**** SOURCE MATERIAL ****
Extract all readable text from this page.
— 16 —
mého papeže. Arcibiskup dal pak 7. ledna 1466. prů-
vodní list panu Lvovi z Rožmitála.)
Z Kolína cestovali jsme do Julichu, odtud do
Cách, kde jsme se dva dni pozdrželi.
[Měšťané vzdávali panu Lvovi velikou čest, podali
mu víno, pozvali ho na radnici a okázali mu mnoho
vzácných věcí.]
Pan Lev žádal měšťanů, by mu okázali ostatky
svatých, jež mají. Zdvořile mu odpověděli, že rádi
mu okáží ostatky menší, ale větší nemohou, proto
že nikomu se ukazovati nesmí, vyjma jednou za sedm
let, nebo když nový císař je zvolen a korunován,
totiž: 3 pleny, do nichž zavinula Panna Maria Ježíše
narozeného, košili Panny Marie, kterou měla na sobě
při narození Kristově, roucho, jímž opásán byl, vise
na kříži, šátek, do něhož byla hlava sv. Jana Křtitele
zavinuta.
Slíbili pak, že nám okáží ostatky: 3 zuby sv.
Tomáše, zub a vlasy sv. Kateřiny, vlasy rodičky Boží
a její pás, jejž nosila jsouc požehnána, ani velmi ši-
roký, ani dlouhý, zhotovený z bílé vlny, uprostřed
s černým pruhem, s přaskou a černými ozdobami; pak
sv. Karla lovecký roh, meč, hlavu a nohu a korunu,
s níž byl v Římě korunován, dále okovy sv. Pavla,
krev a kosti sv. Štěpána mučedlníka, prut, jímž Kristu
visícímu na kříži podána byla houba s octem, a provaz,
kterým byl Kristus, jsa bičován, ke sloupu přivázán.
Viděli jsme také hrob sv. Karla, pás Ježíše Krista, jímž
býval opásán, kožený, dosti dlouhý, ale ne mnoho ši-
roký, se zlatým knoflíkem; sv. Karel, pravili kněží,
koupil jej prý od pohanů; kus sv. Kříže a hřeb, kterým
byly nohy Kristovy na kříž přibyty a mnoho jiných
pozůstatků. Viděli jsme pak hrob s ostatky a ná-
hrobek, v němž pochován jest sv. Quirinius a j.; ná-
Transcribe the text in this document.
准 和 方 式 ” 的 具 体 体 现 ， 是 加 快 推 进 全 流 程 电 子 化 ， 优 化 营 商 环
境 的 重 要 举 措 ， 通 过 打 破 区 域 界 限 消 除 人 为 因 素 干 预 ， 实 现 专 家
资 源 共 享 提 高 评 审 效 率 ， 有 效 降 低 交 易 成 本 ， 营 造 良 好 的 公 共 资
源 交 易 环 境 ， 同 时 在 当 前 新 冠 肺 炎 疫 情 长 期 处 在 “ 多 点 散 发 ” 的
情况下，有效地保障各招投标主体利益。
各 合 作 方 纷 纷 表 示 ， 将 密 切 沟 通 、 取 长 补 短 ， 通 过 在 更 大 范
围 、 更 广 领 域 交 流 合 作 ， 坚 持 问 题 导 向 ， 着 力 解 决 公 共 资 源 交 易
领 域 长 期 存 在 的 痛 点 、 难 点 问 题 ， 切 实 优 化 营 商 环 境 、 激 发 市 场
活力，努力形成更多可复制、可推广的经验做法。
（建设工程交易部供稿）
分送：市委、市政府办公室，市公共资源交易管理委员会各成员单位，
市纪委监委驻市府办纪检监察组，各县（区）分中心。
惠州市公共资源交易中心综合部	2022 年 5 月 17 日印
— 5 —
****
INSTRUCTION → Using the records above, copy every line that has the word "text" in it.

PROBLEM SOLUTION →
Extract all readable text from this page.
Transcribe the text in this document.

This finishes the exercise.